• Exercise 1: From the records, copy out again the lines running from the line with "Output each element" to the line with "intro-text: provides comprehensive".

• Provided text:
|---|
# no more love for Sure-Loc??



## Z3R0 (Nov 6, 2014)

That's what happens when you stop selling products. They recently introduced a new model but I'm not sure if anyone has actually received one yet. Haven't seen anything about it on social media or the likes.


Sent from my iPad using Tapatalk


----------



## Nick728 (Oct 19, 2014)

Sure-Loc wasn’t manufacturing sights for a year or more. It recently went back into production. While I have a couple of them if I buy a new sight it very likely won’t be a Sure-Loc. Not because it isn’t a good sight for the price but rather due to a personal preference decision. 
Nick


----------



## jmvargas (Oct 21, 2004)

Z3R0 said:


> That's what happens when you stop selling products. They recently introduced a new model but I'm not sure if anyone has actually received one yet. Haven't seen anything about it on social media or the likes.
> 
> 
> Sent from my iPad using Tapatalk[/QUOTE
> ...


----------



## Z3R0 (Nov 6, 2014)

That's what I'm saying. They completely stopped selling recurve sights for a time. Recently they are offering a new model again but I don't think anyone actually has one. So you aren't going to hear from anyone who has bought a recurve Sure-Loc sight recently because Sure-Loc hasn't sold any recently.

Sent from my SM-G950W using Tapatalk


----------



## jmvargas (Oct 21, 2004)

Z3R0 said:


> That's what I'm saying. They completely stopped selling recurve sights for a time. Recently they are offering a new model again but I don't think anyone actually has one. So you aren't going to hear from anyone who has bought a recurve Sure-Loc sight recently because Sure-Loc hasn't sold any recently.
> 
> Sent from my SM-G950W using Tapatalk


that's weird...thanks!
|---|
• Raw data:

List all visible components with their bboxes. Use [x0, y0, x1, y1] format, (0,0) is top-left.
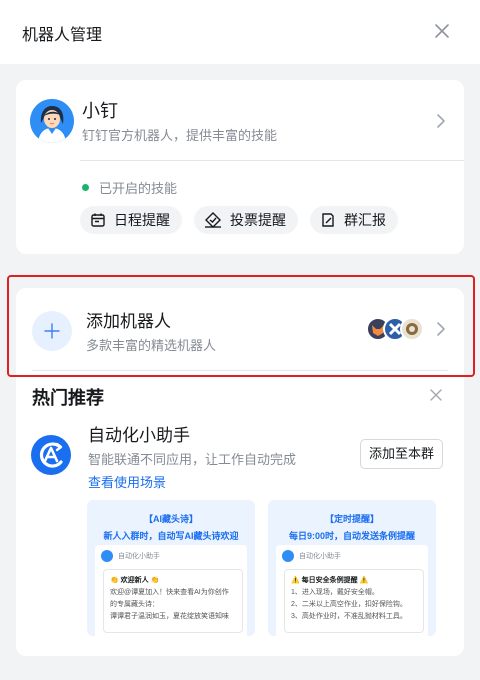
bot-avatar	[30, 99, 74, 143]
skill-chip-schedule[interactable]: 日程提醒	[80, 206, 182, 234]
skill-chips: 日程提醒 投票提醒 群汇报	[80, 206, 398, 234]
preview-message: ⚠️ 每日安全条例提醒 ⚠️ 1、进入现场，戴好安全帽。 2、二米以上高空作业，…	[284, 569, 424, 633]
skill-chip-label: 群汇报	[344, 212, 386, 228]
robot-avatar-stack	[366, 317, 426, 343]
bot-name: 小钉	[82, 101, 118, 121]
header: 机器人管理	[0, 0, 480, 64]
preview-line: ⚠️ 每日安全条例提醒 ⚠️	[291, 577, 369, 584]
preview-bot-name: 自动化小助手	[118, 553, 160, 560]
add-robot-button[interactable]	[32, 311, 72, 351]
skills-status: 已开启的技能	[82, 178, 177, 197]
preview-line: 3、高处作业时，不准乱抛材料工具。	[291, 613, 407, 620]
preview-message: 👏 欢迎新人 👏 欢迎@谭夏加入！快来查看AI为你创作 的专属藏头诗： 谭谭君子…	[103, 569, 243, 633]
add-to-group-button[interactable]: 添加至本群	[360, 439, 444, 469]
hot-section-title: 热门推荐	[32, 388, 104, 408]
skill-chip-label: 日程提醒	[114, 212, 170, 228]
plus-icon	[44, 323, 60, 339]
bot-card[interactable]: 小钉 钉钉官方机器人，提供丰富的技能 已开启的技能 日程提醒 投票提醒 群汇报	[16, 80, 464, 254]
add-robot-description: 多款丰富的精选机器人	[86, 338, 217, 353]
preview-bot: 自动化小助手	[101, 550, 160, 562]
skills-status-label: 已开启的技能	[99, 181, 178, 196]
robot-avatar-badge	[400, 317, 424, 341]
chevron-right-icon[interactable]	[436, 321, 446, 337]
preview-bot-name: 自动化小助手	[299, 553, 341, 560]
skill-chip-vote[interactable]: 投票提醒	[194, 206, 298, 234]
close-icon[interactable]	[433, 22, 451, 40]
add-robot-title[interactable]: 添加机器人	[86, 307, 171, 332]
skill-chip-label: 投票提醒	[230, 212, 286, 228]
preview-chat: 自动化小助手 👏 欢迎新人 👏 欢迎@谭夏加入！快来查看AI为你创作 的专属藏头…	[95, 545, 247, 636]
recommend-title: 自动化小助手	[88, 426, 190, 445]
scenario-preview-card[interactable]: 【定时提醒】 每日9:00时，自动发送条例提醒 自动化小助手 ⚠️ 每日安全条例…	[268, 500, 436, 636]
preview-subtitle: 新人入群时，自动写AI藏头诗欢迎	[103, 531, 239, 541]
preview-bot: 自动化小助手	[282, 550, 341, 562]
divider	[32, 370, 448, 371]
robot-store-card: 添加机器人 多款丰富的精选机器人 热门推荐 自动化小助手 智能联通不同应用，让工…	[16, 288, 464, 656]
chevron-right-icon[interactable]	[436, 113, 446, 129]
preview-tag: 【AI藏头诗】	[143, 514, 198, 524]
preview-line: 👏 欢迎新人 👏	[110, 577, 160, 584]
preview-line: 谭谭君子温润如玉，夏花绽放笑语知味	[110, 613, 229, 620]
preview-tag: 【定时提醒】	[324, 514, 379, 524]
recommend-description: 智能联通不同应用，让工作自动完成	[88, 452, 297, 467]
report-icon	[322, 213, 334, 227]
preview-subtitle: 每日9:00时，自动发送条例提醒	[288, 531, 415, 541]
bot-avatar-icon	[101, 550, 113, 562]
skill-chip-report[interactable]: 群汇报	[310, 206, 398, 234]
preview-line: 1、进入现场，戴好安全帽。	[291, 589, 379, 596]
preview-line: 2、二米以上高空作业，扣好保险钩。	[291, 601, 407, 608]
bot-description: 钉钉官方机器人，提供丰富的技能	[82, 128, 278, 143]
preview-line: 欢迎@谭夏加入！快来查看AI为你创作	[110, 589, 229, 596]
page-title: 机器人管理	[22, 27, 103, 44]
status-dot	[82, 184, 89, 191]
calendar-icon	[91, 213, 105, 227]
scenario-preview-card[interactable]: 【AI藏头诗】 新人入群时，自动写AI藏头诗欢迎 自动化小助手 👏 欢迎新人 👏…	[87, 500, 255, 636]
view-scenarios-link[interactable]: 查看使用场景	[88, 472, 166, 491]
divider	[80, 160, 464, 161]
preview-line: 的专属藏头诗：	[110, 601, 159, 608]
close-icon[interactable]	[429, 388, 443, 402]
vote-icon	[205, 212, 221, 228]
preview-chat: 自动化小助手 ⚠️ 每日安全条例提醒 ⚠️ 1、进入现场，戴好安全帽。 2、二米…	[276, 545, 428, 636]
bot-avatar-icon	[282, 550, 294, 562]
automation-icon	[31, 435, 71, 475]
|---|
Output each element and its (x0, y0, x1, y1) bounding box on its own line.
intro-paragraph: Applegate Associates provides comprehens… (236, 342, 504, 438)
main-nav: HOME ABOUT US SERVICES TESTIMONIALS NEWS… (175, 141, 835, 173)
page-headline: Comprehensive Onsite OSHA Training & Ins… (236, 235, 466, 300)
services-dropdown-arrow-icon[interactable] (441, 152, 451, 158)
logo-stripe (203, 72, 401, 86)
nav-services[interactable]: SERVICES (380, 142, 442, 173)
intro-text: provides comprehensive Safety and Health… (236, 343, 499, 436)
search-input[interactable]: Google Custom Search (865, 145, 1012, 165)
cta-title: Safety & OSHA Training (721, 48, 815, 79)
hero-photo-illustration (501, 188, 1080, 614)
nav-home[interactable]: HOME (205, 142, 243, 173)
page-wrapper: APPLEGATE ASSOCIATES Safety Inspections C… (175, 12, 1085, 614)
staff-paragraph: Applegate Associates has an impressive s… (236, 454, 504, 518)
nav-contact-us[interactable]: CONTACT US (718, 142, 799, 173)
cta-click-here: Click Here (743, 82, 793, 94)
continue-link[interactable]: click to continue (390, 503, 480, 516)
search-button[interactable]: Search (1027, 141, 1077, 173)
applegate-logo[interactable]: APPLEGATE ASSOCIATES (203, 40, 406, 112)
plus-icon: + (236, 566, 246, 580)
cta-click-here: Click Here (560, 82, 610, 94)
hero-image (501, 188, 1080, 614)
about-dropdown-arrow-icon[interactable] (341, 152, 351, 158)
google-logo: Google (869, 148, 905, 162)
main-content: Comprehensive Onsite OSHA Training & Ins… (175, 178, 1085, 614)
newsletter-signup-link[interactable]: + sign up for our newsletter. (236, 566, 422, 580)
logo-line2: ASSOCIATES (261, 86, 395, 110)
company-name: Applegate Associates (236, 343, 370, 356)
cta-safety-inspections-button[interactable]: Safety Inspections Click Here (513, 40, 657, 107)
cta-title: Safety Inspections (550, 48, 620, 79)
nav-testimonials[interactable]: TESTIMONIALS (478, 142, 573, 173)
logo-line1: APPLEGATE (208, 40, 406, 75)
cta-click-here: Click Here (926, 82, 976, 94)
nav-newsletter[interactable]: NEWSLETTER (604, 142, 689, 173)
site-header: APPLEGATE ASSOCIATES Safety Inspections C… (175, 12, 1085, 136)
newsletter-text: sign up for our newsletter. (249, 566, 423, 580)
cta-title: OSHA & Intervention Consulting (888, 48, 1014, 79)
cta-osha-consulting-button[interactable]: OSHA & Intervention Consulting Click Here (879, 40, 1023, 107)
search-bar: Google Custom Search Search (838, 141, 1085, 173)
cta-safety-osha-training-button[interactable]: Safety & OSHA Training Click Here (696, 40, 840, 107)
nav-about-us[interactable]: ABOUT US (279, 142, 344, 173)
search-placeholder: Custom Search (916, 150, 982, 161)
|---|
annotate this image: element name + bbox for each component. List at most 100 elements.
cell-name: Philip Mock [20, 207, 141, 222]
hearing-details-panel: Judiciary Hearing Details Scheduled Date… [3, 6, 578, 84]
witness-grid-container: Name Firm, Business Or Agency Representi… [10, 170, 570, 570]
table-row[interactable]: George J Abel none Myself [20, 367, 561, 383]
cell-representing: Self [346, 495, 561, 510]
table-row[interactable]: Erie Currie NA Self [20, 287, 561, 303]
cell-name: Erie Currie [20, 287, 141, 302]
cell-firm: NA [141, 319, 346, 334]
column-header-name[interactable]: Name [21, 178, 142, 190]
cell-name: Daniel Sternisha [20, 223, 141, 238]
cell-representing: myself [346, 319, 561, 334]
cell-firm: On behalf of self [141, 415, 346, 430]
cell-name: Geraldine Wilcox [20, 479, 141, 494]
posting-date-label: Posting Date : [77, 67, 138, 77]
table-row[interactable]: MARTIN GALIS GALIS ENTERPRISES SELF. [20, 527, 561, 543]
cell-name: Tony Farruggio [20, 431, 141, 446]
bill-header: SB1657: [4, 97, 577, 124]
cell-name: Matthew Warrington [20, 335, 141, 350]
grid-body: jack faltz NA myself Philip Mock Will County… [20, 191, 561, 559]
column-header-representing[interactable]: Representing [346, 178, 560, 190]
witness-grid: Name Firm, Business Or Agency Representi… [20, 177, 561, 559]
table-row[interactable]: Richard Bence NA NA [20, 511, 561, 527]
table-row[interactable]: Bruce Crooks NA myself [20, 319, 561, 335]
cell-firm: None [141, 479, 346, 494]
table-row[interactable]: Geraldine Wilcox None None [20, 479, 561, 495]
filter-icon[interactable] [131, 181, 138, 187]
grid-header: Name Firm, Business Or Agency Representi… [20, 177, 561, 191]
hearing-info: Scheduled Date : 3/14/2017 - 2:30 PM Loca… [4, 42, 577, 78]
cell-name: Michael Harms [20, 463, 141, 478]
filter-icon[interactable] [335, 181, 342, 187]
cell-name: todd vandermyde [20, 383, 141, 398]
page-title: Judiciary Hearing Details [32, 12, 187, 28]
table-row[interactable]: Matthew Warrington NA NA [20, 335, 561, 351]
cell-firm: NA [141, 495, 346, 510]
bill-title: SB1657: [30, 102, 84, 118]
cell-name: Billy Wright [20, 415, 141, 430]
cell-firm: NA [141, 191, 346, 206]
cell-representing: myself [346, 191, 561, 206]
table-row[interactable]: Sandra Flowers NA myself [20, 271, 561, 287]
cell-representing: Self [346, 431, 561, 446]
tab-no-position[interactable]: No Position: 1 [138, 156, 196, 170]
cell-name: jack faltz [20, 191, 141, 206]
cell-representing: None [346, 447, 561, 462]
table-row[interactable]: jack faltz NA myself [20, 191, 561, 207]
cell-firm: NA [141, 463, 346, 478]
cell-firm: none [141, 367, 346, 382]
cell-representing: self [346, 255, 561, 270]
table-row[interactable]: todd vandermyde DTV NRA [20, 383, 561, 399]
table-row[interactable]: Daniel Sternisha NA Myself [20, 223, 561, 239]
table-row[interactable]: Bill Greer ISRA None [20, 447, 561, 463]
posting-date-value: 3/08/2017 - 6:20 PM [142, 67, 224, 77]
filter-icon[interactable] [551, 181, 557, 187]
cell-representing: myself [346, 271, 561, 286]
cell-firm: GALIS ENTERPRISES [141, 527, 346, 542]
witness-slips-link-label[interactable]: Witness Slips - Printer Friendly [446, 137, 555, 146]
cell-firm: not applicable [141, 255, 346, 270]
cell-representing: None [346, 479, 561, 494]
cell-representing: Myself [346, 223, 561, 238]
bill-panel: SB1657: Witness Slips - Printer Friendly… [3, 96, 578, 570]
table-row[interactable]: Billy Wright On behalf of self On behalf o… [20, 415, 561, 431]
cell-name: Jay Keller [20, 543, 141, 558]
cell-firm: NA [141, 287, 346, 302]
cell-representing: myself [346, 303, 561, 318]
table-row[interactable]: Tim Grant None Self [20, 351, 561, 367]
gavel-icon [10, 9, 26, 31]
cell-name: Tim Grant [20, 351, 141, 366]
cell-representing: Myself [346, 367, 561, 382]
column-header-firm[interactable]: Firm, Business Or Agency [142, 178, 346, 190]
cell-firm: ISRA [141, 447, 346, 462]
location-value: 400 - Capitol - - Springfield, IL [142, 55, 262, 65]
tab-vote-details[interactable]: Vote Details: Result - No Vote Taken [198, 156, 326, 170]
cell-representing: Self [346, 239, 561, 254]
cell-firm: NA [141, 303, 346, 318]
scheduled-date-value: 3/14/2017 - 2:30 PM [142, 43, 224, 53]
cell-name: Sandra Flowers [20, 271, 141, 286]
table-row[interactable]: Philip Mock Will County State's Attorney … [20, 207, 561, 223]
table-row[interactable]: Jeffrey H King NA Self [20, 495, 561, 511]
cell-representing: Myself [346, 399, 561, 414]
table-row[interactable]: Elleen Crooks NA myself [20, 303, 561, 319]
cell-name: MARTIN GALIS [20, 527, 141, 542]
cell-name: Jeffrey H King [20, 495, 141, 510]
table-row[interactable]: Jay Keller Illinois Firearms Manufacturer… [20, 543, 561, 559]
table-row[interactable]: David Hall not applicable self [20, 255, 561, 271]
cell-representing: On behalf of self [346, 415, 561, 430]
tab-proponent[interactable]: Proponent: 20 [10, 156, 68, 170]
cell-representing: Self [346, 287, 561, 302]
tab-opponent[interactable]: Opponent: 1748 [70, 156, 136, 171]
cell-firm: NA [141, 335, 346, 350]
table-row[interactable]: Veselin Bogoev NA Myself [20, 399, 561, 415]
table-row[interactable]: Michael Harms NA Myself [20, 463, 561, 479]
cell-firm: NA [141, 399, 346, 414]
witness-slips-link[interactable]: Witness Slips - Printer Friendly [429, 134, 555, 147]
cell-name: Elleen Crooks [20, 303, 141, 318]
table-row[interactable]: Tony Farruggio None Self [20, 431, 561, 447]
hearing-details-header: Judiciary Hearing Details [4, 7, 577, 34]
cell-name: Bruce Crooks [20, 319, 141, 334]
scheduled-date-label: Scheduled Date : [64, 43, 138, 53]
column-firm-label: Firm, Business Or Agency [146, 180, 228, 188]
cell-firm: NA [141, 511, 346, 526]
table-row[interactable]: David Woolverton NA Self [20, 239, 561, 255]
|---|
• Exercise 2: In the forum thread about Sure-Loc sights, list each distinct username that appears as the heading of a post.

• Right answer 1:
Output each element and its (x0, y0, x1, y1) bounding box on its own line.
intro-paragraph: Applegate Associates provides comprehens… (236, 342, 504, 438)
main-nav: HOME ABOUT US SERVICES TESTIMONIALS NEWS… (175, 141, 835, 173)
page-headline: Comprehensive Onsite OSHA Training & Ins… (236, 235, 466, 300)
services-dropdown-arrow-icon[interactable] (441, 152, 451, 158)
logo-stripe (203, 72, 401, 86)
nav-services[interactable]: SERVICES (380, 142, 442, 173)
intro-text: provides comprehensive Safety and Health… (236, 343, 499, 436)

• Right answer 2:
Z3R0
Nick728
jmvargas